= Given data =

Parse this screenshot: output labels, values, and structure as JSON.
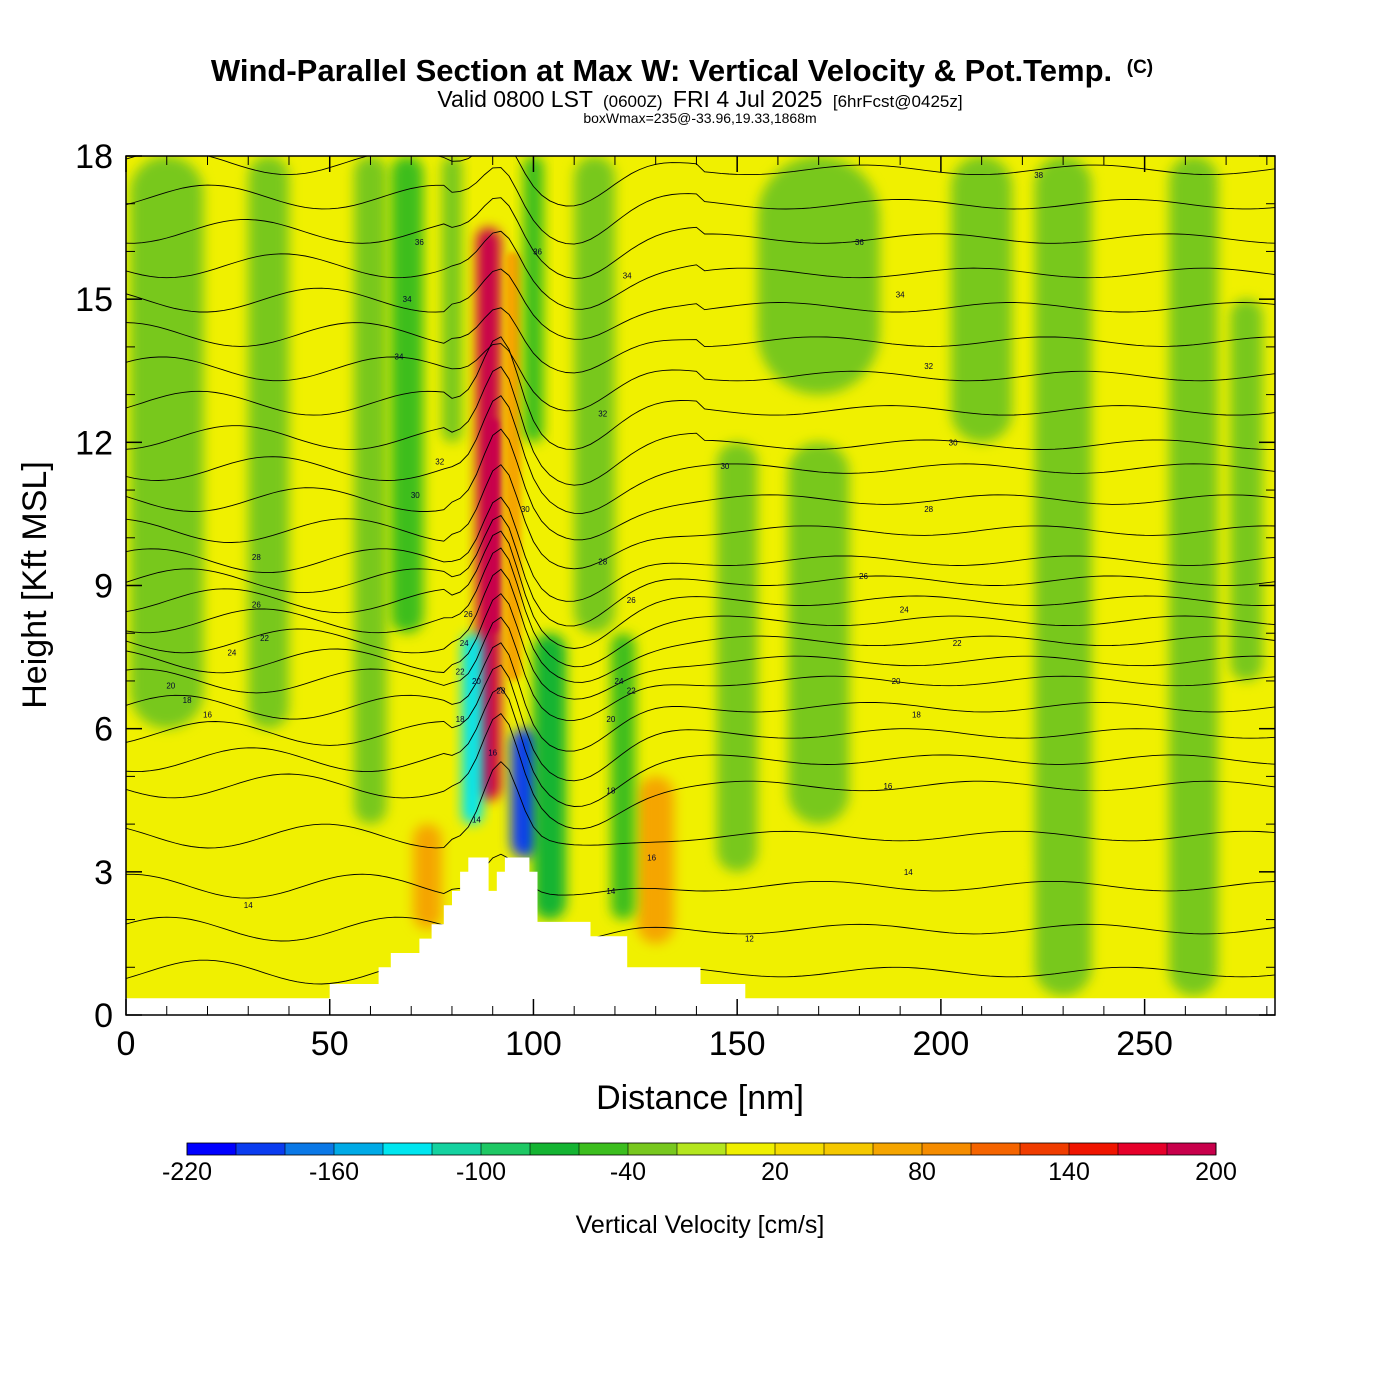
{
  "chart_data": {
    "type": "heatmap",
    "title": "Wind-Parallel Section at Max W: Vertical Velocity & Pot.Temp.",
    "title_mark": "(C)",
    "subtitle": {
      "part1": "Valid 0800 LST",
      "part2": "(0600Z)",
      "part3": "FRI 4 Jul 2025",
      "part4": "[6hrFcst@0425z]"
    },
    "subtitle2": "boxWmax=235@-33.96,19.33,1868m",
    "xlabel": "Distance [nm]",
    "ylabel": "Height [Kft MSL]",
    "xlim": [
      0,
      282
    ],
    "ylim": [
      0,
      18
    ],
    "x_ticks": [
      0,
      50,
      100,
      150,
      200,
      250
    ],
    "y_ticks": [
      0,
      3,
      6,
      9,
      12,
      15,
      18
    ],
    "colorbar": {
      "label": "Vertical Velocity [cm/s]",
      "tick_labels": [
        "-220",
        "-160",
        "-100",
        "-40",
        "20",
        "80",
        "140",
        "200"
      ],
      "colors": [
        "#0000ff",
        "#0a3cf0",
        "#0a78e6",
        "#00aae6",
        "#00e6f0",
        "#14d2a0",
        "#1ec864",
        "#14b432",
        "#3cbe1e",
        "#78c81e",
        "#b4e61e",
        "#f0f000",
        "#f5dc00",
        "#f5c800",
        "#f5a500",
        "#f58c00",
        "#f56400",
        "#f03c00",
        "#f01400",
        "#e6002a",
        "#c8004b"
      ]
    },
    "terrain_profile": [
      [
        0,
        0.35
      ],
      [
        50,
        0.35
      ],
      [
        50,
        0.65
      ],
      [
        62,
        0.65
      ],
      [
        62,
        1.0
      ],
      [
        65,
        1.0
      ],
      [
        65,
        1.3
      ],
      [
        72,
        1.3
      ],
      [
        72,
        1.6
      ],
      [
        75,
        1.6
      ],
      [
        75,
        1.9
      ],
      [
        78,
        1.9
      ],
      [
        78,
        2.3
      ],
      [
        80,
        2.3
      ],
      [
        80,
        2.6
      ],
      [
        82,
        2.6
      ],
      [
        82,
        3.0
      ],
      [
        84,
        3.0
      ],
      [
        84,
        3.3
      ],
      [
        89,
        3.3
      ],
      [
        89,
        2.6
      ],
      [
        91,
        2.6
      ],
      [
        91,
        3.0
      ],
      [
        93,
        3.0
      ],
      [
        93,
        3.3
      ],
      [
        99,
        3.3
      ],
      [
        99,
        3.0
      ],
      [
        101,
        3.0
      ],
      [
        101,
        1.95
      ],
      [
        114,
        1.95
      ],
      [
        114,
        1.65
      ],
      [
        123,
        1.65
      ],
      [
        123,
        1.0
      ],
      [
        141,
        1.0
      ],
      [
        141,
        0.65
      ],
      [
        152,
        0.65
      ],
      [
        152,
        0.35
      ],
      [
        282,
        0.35
      ]
    ],
    "velocity_features": [
      {
        "x": 89,
        "y0": 4.5,
        "y1": 16.5,
        "width": 6,
        "value": 200
      },
      {
        "x": 90,
        "y0": 8,
        "y1": 12.5,
        "width": 3,
        "value": 235
      },
      {
        "x": 95,
        "y0": 7,
        "y1": 16,
        "width": 4,
        "value": 60
      },
      {
        "x": 85,
        "y0": 4,
        "y1": 8,
        "width": 5,
        "value": -140
      },
      {
        "x": 98,
        "y0": 3.3,
        "y1": 6,
        "width": 7,
        "value": -200
      },
      {
        "x": 104,
        "y0": 2,
        "y1": 8,
        "width": 8,
        "value": -80
      },
      {
        "x": 74,
        "y0": 1.8,
        "y1": 4,
        "width": 7,
        "value": 70
      },
      {
        "x": 130,
        "y0": 1.5,
        "y1": 5,
        "width": 9,
        "value": 70
      },
      {
        "x": 122,
        "y0": 2,
        "y1": 8,
        "width": 6,
        "value": -60
      },
      {
        "x": 60,
        "y0": 4,
        "y1": 18,
        "width": 8,
        "value": -30
      },
      {
        "x": 69,
        "y0": 8,
        "y1": 18,
        "width": 8,
        "value": -50
      },
      {
        "x": 80,
        "y0": 12,
        "y1": 18,
        "width": 5,
        "value": -40
      },
      {
        "x": 100,
        "y0": 12,
        "y1": 18,
        "width": 5,
        "value": -50
      },
      {
        "x": 115,
        "y0": 8,
        "y1": 18,
        "width": 10,
        "value": -30
      },
      {
        "x": 150,
        "y0": 3,
        "y1": 12,
        "width": 10,
        "value": -30
      },
      {
        "x": 170,
        "y0": 4,
        "y1": 12,
        "width": 15,
        "value": -30
      },
      {
        "x": 230,
        "y0": 0.4,
        "y1": 18,
        "width": 14,
        "value": -30
      },
      {
        "x": 262,
        "y0": 0.4,
        "y1": 18,
        "width": 12,
        "value": -30
      },
      {
        "x": 10,
        "y0": 6,
        "y1": 18,
        "width": 18,
        "value": -25
      },
      {
        "x": 35,
        "y0": 6,
        "y1": 18,
        "width": 10,
        "value": -25
      },
      {
        "x": 170,
        "y0": 13,
        "y1": 18,
        "width": 30,
        "value": -25
      },
      {
        "x": 210,
        "y0": 12,
        "y1": 18,
        "width": 15,
        "value": -25
      },
      {
        "x": 275,
        "y0": 7,
        "y1": 15,
        "width": 8,
        "value": -25
      },
      {
        "x": 210,
        "y0": 1,
        "y1": 4,
        "width": 20,
        "value": 15
      },
      {
        "x": 20,
        "y0": 0.5,
        "y1": 5,
        "width": 25,
        "value": 15
      },
      {
        "x": 195,
        "y0": 5,
        "y1": 11,
        "width": 20,
        "value": 15
      }
    ],
    "theta_contour_labels": [
      {
        "x": 30,
        "y": 2.3,
        "text": "14"
      },
      {
        "x": 20,
        "y": 6.3,
        "text": "16"
      },
      {
        "x": 15,
        "y": 6.6,
        "text": "18"
      },
      {
        "x": 11,
        "y": 6.9,
        "text": "20"
      },
      {
        "x": 26,
        "y": 7.6,
        "text": "24"
      },
      {
        "x": 34,
        "y": 7.9,
        "text": "22"
      },
      {
        "x": 32,
        "y": 8.6,
        "text": "26"
      },
      {
        "x": 32,
        "y": 9.6,
        "text": "28"
      },
      {
        "x": 71,
        "y": 10.9,
        "text": "30"
      },
      {
        "x": 77,
        "y": 11.6,
        "text": "32"
      },
      {
        "x": 67,
        "y": 13.8,
        "text": "34"
      },
      {
        "x": 69,
        "y": 15.0,
        "text": "34"
      },
      {
        "x": 72,
        "y": 16.2,
        "text": "36"
      },
      {
        "x": 101,
        "y": 16.0,
        "text": "36"
      },
      {
        "x": 123,
        "y": 15.5,
        "text": "34"
      },
      {
        "x": 224,
        "y": 17.6,
        "text": "38"
      },
      {
        "x": 180,
        "y": 16.2,
        "text": "36"
      },
      {
        "x": 190,
        "y": 15.1,
        "text": "34"
      },
      {
        "x": 197,
        "y": 13.6,
        "text": "32"
      },
      {
        "x": 203,
        "y": 12.0,
        "text": "30"
      },
      {
        "x": 197,
        "y": 10.6,
        "text": "28"
      },
      {
        "x": 181,
        "y": 9.2,
        "text": "26"
      },
      {
        "x": 191,
        "y": 8.5,
        "text": "24"
      },
      {
        "x": 204,
        "y": 7.8,
        "text": "22"
      },
      {
        "x": 189,
        "y": 7.0,
        "text": "20"
      },
      {
        "x": 194,
        "y": 6.3,
        "text": "18"
      },
      {
        "x": 187,
        "y": 4.8,
        "text": "16"
      },
      {
        "x": 192,
        "y": 3.0,
        "text": "14"
      },
      {
        "x": 153,
        "y": 1.6,
        "text": "12"
      },
      {
        "x": 117,
        "y": 12.6,
        "text": "32"
      },
      {
        "x": 117,
        "y": 9.5,
        "text": "28"
      },
      {
        "x": 124,
        "y": 8.7,
        "text": "26"
      },
      {
        "x": 121,
        "y": 7.0,
        "text": "24"
      },
      {
        "x": 124,
        "y": 6.8,
        "text": "22"
      },
      {
        "x": 119,
        "y": 6.2,
        "text": "20"
      },
      {
        "x": 119,
        "y": 4.7,
        "text": "18"
      },
      {
        "x": 129,
        "y": 3.3,
        "text": "16"
      },
      {
        "x": 119,
        "y": 2.6,
        "text": "14"
      },
      {
        "x": 98,
        "y": 10.6,
        "text": "30"
      },
      {
        "x": 84,
        "y": 8.4,
        "text": "26"
      },
      {
        "x": 83,
        "y": 7.8,
        "text": "24"
      },
      {
        "x": 82,
        "y": 7.2,
        "text": "22"
      },
      {
        "x": 86,
        "y": 7.0,
        "text": "20"
      },
      {
        "x": 82,
        "y": 6.2,
        "text": "18"
      },
      {
        "x": 90,
        "y": 5.5,
        "text": "16"
      },
      {
        "x": 86,
        "y": 4.1,
        "text": "14"
      },
      {
        "x": 92,
        "y": 6.8,
        "text": "28"
      },
      {
        "x": 147,
        "y": 11.5,
        "text": "30"
      }
    ],
    "grid": false,
    "legend": "bottom"
  }
}
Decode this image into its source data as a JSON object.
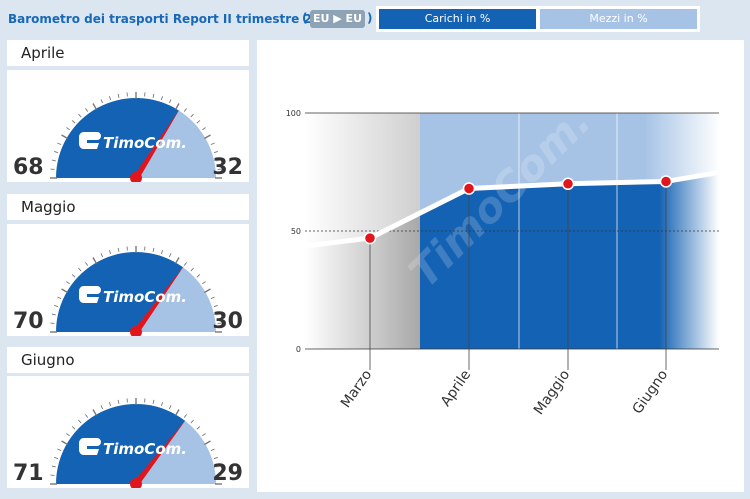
{
  "header": {
    "title": "Barometro dei trasporti Report II trimestre 2017",
    "route_badge": "EU ▶ EU",
    "paren_open": "(",
    "paren_close": ")",
    "tabs": [
      {
        "label": "Carichi in %",
        "active": true
      },
      {
        "label": "Mezzi in %",
        "active": false
      }
    ]
  },
  "gauges": [
    {
      "month": "Aprile",
      "loads": 68,
      "trucks": 32,
      "logo_text": "TimoCom."
    },
    {
      "month": "Maggio",
      "loads": 70,
      "trucks": 30,
      "logo_text": "TimoCom."
    },
    {
      "month": "Giugno",
      "loads": 71,
      "trucks": 29,
      "logo_text": "TimoCom."
    }
  ],
  "colors": {
    "dark_blue": "#1462b3",
    "light_blue": "#a6c3e6",
    "needle": "#e0161c",
    "title_blue": "#1769b8"
  },
  "chart_data": {
    "type": "line",
    "categories": [
      "Marzo",
      "Aprile",
      "Maggio",
      "Giugno"
    ],
    "values": [
      47,
      68,
      70,
      71
    ],
    "yticks": [
      0,
      50,
      100
    ],
    "ylim": [
      0,
      100
    ],
    "watermark": "TimoCom."
  }
}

= Given instruction =
Reproduce the lines from the line with "Decode this image" through the last line of the entries exactly, including both ends and excluding pictures.

= Full output =
Decode this image into its source data as a JSON object.
{
  "header": {
    "title": "Barometro dei trasporti Report II trimestre 2017",
    "route_badge": "EU ▶ EU",
    "paren_open": "(",
    "paren_close": ")",
    "tabs": [
      {
        "label": "Carichi in %",
        "active": true
      },
      {
        "label": "Mezzi in %",
        "active": false
      }
    ]
  },
  "gauges": [
    {
      "month": "Aprile",
      "loads": 68,
      "trucks": 32,
      "logo_text": "TimoCom."
    },
    {
      "month": "Maggio",
      "loads": 70,
      "trucks": 30,
      "logo_text": "TimoCom."
    },
    {
      "month": "Giugno",
      "loads": 71,
      "trucks": 29,
      "logo_text": "TimoCom."
    }
  ],
  "colors": {
    "dark_blue": "#1462b3",
    "light_blue": "#a6c3e6",
    "needle": "#e0161c",
    "title_blue": "#1769b8"
  },
  "chart_data": {
    "type": "line",
    "categories": [
      "Marzo",
      "Aprile",
      "Maggio",
      "Giugno"
    ],
    "values": [
      47,
      68,
      70,
      71
    ],
    "yticks": [
      0,
      50,
      100
    ],
    "ylim": [
      0,
      100
    ],
    "watermark": "TimoCom."
  }
}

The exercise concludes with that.